[START]

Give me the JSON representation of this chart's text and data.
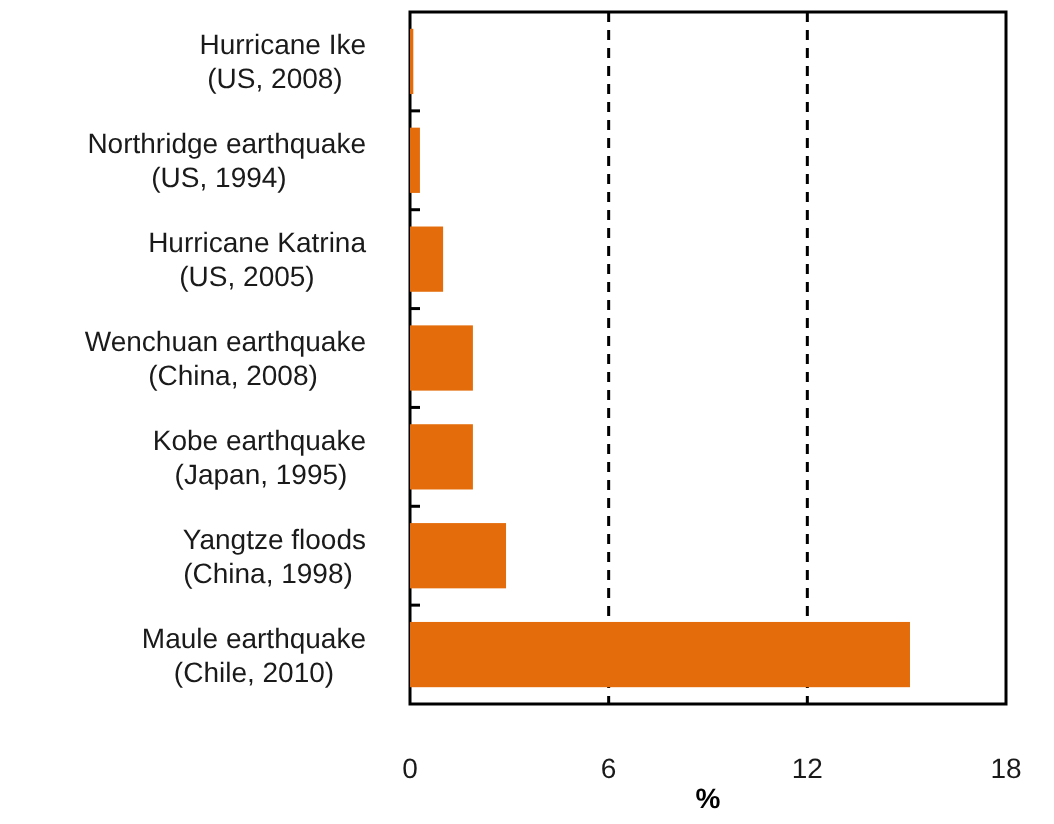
{
  "chart_data": {
    "type": "bar",
    "orientation": "horizontal",
    "xlabel": "%",
    "categories": [
      "Hurricane Ike\n(US, 2008)",
      "Northridge earthquake\n(US, 1994)",
      "Hurricane Katrina\n(US, 2005)",
      "Wenchuan earthquake\n(China, 2008)",
      "Kobe earthquake\n(Japan, 1995)",
      "Yangtze floods\n(China, 1998)",
      "Maule earthquake\n(Chile, 2010)"
    ],
    "values": [
      0.1,
      0.3,
      1.0,
      1.9,
      1.9,
      2.9,
      15.1
    ],
    "color": "#e46c0a",
    "xlim": [
      0,
      18
    ],
    "xticks": [
      0,
      6,
      12,
      18
    ],
    "grid": "x"
  }
}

[END]

Work to do => Print all of the records shown above exactly, leaving out each picture.

Answer for this exercise =>
Give me the JSON representation of this chart's text and data.
{
  "chart_data": {
    "type": "bar",
    "orientation": "horizontal",
    "xlabel": "%",
    "categories": [
      "Hurricane Ike\n(US, 2008)",
      "Northridge earthquake\n(US, 1994)",
      "Hurricane Katrina\n(US, 2005)",
      "Wenchuan earthquake\n(China, 2008)",
      "Kobe earthquake\n(Japan, 1995)",
      "Yangtze floods\n(China, 1998)",
      "Maule earthquake\n(Chile, 2010)"
    ],
    "values": [
      0.1,
      0.3,
      1.0,
      1.9,
      1.9,
      2.9,
      15.1
    ],
    "color": "#e46c0a",
    "xlim": [
      0,
      18
    ],
    "xticks": [
      0,
      6,
      12,
      18
    ],
    "grid": "x"
  }
}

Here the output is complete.